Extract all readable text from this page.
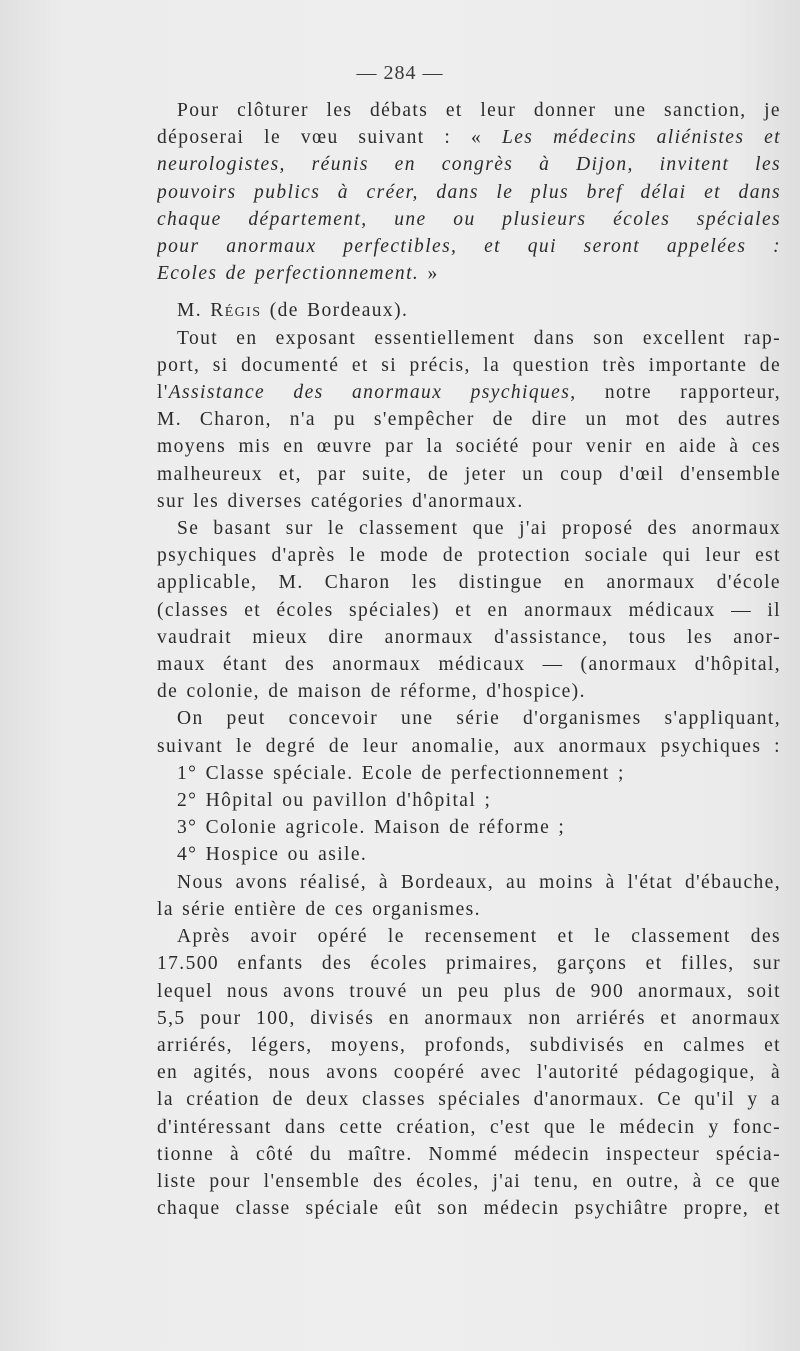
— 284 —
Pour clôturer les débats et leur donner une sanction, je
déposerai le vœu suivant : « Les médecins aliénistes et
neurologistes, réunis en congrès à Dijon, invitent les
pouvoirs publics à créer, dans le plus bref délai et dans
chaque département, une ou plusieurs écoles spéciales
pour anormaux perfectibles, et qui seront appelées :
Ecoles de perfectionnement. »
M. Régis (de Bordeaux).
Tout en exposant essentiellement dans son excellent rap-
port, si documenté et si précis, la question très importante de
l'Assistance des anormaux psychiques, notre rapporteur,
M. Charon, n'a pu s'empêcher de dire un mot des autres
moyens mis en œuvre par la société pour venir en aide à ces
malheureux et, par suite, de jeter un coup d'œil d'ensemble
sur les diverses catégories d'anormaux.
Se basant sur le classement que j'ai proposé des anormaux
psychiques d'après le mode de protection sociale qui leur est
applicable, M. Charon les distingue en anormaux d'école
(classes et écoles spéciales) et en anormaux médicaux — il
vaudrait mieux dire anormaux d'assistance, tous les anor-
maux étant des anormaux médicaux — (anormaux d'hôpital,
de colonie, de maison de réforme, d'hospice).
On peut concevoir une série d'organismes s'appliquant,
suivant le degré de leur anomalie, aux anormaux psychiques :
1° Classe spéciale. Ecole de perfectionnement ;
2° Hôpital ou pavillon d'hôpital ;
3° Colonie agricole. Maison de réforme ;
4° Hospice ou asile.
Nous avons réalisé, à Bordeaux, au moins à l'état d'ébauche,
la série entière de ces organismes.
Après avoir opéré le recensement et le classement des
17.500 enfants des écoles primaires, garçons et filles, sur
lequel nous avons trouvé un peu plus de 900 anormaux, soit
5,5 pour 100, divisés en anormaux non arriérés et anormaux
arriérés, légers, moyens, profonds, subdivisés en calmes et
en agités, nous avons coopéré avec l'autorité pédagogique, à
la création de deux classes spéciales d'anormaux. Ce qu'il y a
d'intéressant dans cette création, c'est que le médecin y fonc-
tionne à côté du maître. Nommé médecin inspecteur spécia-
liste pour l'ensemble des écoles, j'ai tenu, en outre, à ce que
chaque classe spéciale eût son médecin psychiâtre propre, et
☆ ☆ ☆ ☆ ☆
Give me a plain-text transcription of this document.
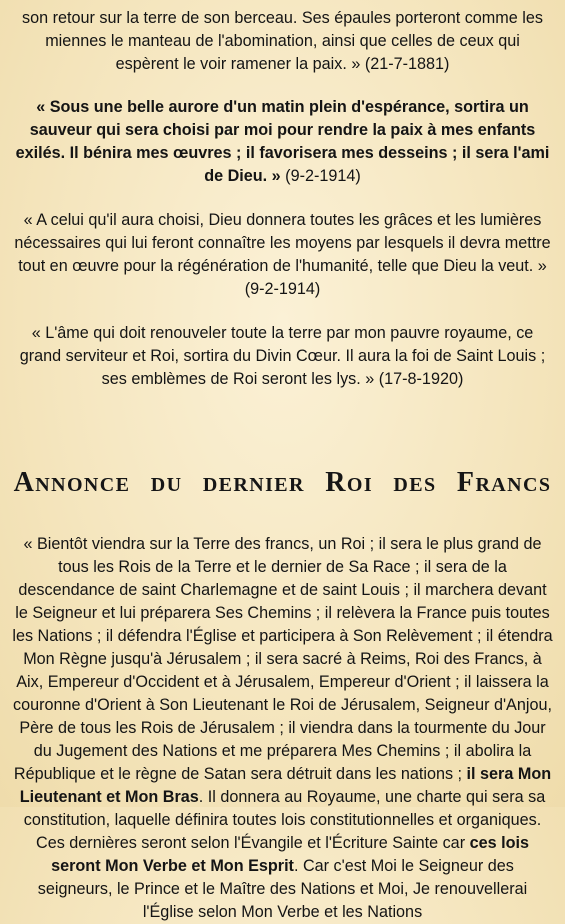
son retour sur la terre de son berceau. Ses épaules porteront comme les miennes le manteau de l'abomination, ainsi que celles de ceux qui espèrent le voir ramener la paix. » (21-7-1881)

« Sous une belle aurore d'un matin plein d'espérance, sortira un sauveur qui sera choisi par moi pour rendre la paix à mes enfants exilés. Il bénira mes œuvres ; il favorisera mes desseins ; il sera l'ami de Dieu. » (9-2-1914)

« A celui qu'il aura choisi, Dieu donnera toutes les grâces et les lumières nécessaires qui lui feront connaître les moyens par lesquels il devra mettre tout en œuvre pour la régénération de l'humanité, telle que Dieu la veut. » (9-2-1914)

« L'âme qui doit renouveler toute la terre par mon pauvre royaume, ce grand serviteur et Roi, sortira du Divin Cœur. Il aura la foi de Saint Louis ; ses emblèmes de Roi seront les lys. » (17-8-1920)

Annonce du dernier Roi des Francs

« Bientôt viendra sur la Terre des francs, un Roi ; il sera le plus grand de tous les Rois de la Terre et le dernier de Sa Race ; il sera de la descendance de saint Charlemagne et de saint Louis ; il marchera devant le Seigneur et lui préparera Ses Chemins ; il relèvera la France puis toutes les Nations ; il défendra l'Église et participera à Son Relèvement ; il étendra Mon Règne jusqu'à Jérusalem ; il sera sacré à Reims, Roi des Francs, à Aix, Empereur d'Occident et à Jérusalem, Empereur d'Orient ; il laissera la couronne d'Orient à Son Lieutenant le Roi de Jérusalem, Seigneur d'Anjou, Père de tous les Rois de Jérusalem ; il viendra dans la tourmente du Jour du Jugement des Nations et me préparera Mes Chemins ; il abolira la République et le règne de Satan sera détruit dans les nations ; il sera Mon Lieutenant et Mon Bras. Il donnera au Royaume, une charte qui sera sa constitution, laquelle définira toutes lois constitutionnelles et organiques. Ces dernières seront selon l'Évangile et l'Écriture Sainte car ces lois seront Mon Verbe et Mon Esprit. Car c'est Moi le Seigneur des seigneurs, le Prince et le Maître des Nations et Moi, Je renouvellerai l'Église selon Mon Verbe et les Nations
☆ ☆ ☆ ☆ ☆
Task to carry out:
Extract every line above containing the word "text".

Answer:
Extract all readable text from this page.
Give me a plain-text transcription of this document.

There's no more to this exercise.